### What you have to do:
All lines featuring the string "snow" are to be listed.

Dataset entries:
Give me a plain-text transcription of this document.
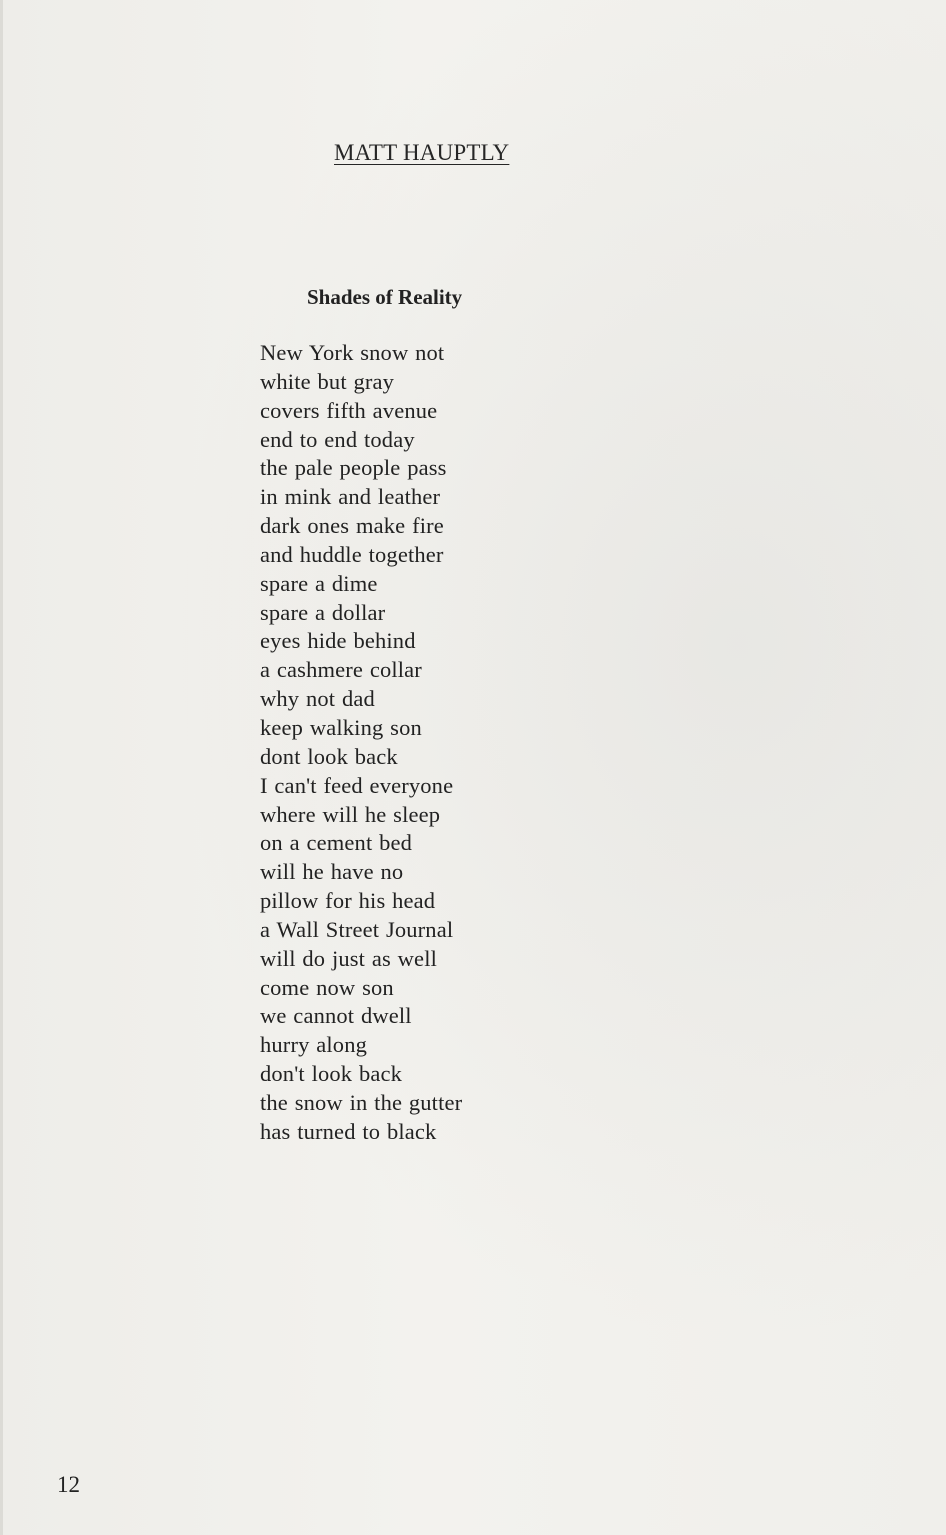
MATT HAUPTLY
Shades of Reality
New York snow not
white but gray
covers fifth avenue
end to end today
the pale people pass
in mink and leather
dark ones make fire
and huddle together
spare a dime
spare a dollar
eyes hide behind
a cashmere collar
why not dad
keep walking son
dont look back
I can't feed everyone
where will he sleep
on a cement bed
will he have no
pillow for his head
a Wall Street Journal
will do just as well
come now son
we cannot dwell
hurry along
don't look back
the snow in the gutter
has turned to black
12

### Response for this exercise:
New York snow not
the snow in the gutter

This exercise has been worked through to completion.